• TEXT PROVIDED
** Start **
Under heavy cloud conditions the ozone retrievals are usually less accurate. An extreme example is discussed by Mayer et al. (1998) for a thunderstorm case. They found that multiple scattering caused errors as large as 300 DU. A less extreme situation, which is more representative for Norway, is exemplified in Fig. 4. The figure shows eCLT (black line) and total ozone column (red line) derived from GUV measurements in Oslo between 11:00 and 17:00 UTC on 9 September 2018. Figure 4 indicates a gradual ozone decrease throughout the day, but what is most interesting is the occurrence of ozone peaks when eCLT is very low. The uncertainty in total ozone increases as the cloud optical depth becomes very large, and normally we use a cut-off at eCLT = 20 % and do not accept ozone retrievals under these heavy cloud conditions.

Figure 4 Total ozone and eCLT during 1 d (9 September 2018) with heavy clouds at Blindern, University of Oslo. Black arrow indicates a time where eCLT drops below 20 %.

The example in Fig. 4 shows that total ozone increases by 15 DU (∼5 %) when eCLT drops from 50 % to 16 % (see arrow in Fig. 4). However, the eCLT effect on ozone is less evident for thinner clouds. In order to examine the impact of clouds on TOC more systematically, we analysed the difference between SZA-corrected GUV noontime TOC and Brewer DS (and SAOZ) values as a function of eCLT, using data starting in 1995. Brewer DS measurements are not performed during cloudy conditions, so these measurements are typically done during a clear period on the same day as GUV recorded clouds around noon. The results for Oslo, Andøya, and Ny-Ålesund are shown in Fig. 5 for observations with SZA < 80^∘. The figure shows that the ozone ratios are characterized by gradual decreases for eCLT ranging between 20 % and 60 %, while for eCLT > 60 % the ratios vary around one.
** End **
• RAW RECORDS
** Start **
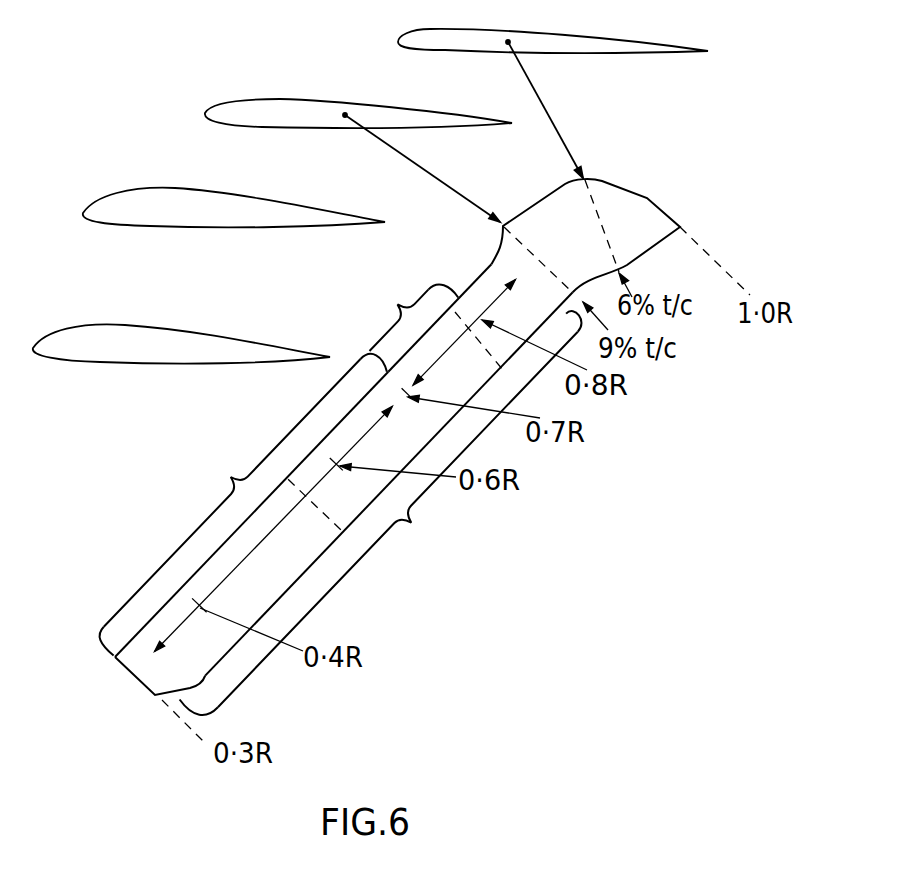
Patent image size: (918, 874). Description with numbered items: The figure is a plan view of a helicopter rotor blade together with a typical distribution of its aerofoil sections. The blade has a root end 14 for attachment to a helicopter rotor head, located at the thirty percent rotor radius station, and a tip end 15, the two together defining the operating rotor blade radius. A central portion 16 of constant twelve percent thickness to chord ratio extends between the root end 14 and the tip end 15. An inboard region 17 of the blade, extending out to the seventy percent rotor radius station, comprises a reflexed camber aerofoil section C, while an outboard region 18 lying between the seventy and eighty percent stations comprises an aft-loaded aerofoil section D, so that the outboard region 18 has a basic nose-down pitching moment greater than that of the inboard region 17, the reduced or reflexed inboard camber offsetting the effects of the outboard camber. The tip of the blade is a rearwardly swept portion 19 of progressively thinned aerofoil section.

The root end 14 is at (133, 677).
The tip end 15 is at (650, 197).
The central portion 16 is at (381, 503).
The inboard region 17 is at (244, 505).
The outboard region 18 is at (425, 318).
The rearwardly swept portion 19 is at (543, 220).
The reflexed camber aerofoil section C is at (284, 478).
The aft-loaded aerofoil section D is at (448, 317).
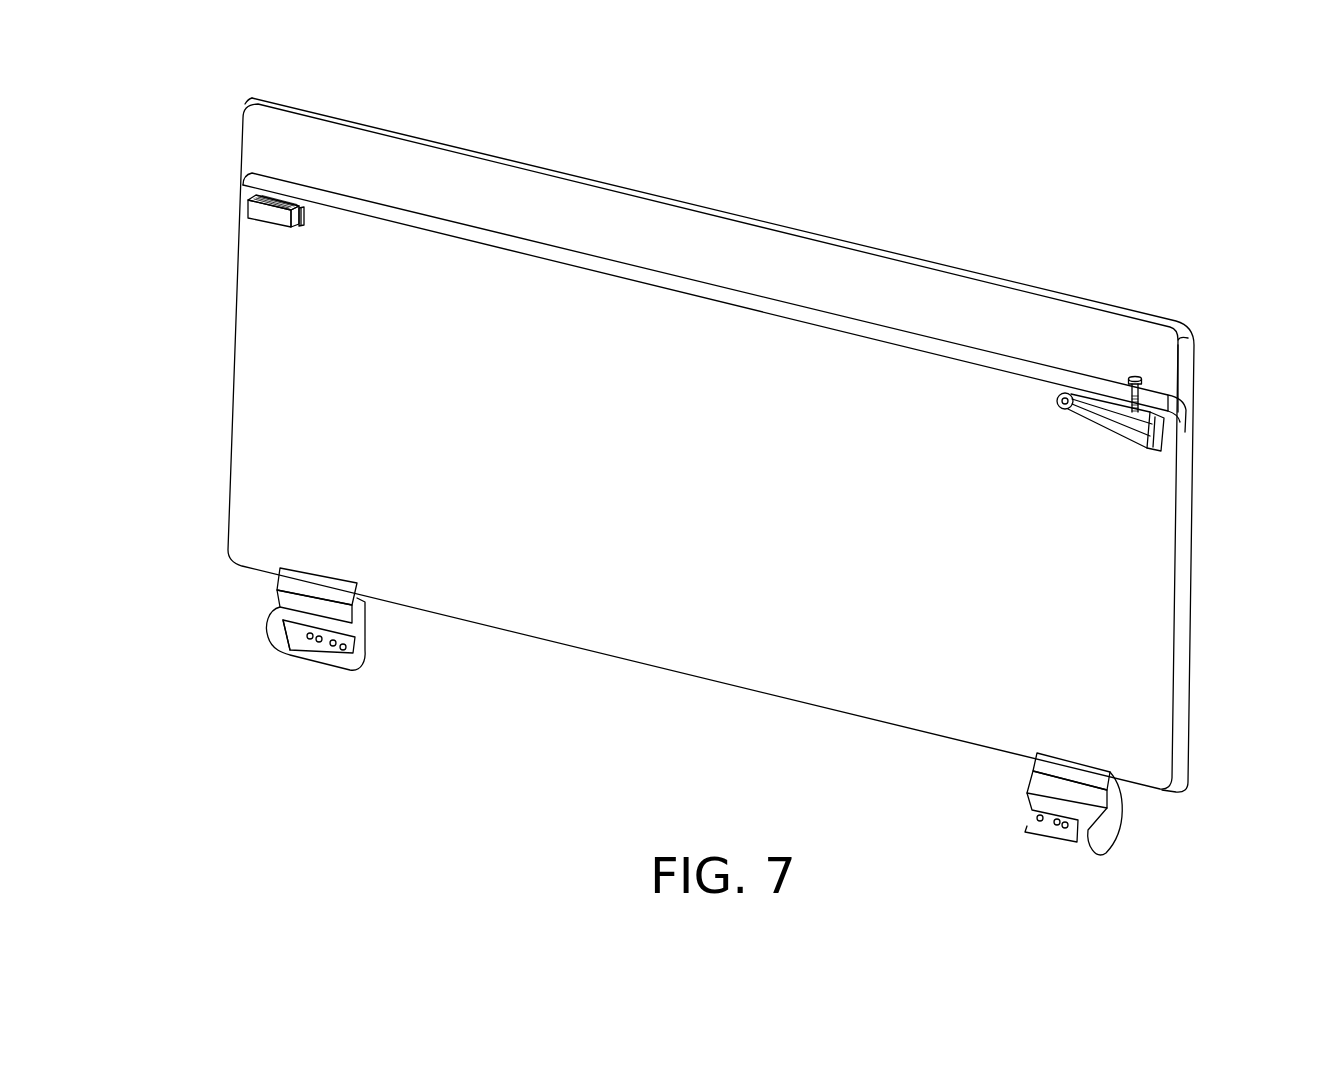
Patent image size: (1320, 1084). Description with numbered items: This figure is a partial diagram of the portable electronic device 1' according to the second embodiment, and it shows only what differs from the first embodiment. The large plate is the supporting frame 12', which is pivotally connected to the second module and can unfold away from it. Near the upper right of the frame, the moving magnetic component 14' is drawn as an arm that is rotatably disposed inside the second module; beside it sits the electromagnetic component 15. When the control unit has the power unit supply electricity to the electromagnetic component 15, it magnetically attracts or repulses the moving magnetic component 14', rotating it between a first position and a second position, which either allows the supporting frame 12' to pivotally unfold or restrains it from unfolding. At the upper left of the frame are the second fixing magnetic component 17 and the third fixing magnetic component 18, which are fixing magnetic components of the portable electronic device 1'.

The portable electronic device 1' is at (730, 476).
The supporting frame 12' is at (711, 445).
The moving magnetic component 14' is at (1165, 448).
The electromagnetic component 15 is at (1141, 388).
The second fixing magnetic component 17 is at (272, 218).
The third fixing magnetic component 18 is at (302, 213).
** End **
** Start **
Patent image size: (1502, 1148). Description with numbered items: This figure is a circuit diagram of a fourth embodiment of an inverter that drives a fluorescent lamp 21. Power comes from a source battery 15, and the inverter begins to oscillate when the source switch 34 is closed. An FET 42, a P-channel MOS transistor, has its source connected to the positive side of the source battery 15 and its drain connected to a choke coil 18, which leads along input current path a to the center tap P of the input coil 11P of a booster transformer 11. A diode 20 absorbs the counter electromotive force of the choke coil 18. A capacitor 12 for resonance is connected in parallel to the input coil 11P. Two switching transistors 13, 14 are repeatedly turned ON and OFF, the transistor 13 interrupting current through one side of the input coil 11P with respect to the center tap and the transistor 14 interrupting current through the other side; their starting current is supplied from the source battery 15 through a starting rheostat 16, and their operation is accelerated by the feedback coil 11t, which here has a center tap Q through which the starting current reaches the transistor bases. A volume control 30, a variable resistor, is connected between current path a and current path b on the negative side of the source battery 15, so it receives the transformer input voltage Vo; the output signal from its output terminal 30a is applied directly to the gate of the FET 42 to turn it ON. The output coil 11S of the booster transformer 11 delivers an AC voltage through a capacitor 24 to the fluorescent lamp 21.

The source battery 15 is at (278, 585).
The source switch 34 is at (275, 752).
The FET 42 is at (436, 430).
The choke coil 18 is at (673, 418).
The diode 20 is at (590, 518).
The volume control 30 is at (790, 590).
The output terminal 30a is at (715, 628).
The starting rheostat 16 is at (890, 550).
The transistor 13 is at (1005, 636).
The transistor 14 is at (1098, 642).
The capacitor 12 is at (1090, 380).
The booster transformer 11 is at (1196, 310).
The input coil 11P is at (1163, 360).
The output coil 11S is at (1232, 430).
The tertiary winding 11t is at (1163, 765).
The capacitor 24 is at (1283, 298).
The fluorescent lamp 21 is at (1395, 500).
** End **
• THE TASKS
A – For the text on ozone retrievals under clouds, decide whether each statement agrees with it: (i) Mayer et al. (1998) found that multiple scattering caused errors as large as 300 DU; (ii) Brewer DS measurements are performed during cloudy conditions; (iii) for eCLT above 60 %, the ozone ratios vary around one. Answer yes or no for each, quoting the deciding words of the text.
B – Write the next part of the text on ozone retrievals under clouds, picking up right after its last sentence.

• FINAL ANSWERS
A –
(i) Yes: "They found that multiple scattering caused errors as large as 300 DU."
(ii) No: "Brewer DS measurements are not performed during cloudy conditions"
(iii) Yes: "while for eCLT > 60 % the ratios vary around one."

B –
Figure 5 Ozone difference between GUV and Brewer DS (and SAOZ) as a function of eCLT: Oslo (a), Andøya (b), and Ny-Ålesund (c). The red dotted lines indicate the linear best fitting for eCLT < 60 %. The presence of eCLT higher than 100 % is discussed in Sect. 2.3.

Based on this analysis we have introduced a linear ozone correction g(eCLT) for eCLT < 60 %,

$$\begin{array}{}\text{(5)}& g\left(\mathrm{eCLT}\right)=\mathit{\alpha }\cdot \mathrm{eCLT}+\mathit{\beta },\end{array}$$

where α represents the slope and β is a constant. The values of α and β for Oslo, Andøya, and Ny-Ålesund are summarized in Table 3. For Ny-Ålesund there are few Brewer DS and SAOZ data available on days with heavy clouds, and consequently the eCLT correction function is more uncertain than the one for Oslo and Andøya. This is also reflected from the high standard deviation of α in Table 3. The overall eCLT correction for Ny-Ålesund is relatively small, i.e. a 2 % correction when eCLT drops from 100 % to 20 %. The corresponding ozone corrections for Oslo and Andøya are ∼5 % and ∼4 %, respectively.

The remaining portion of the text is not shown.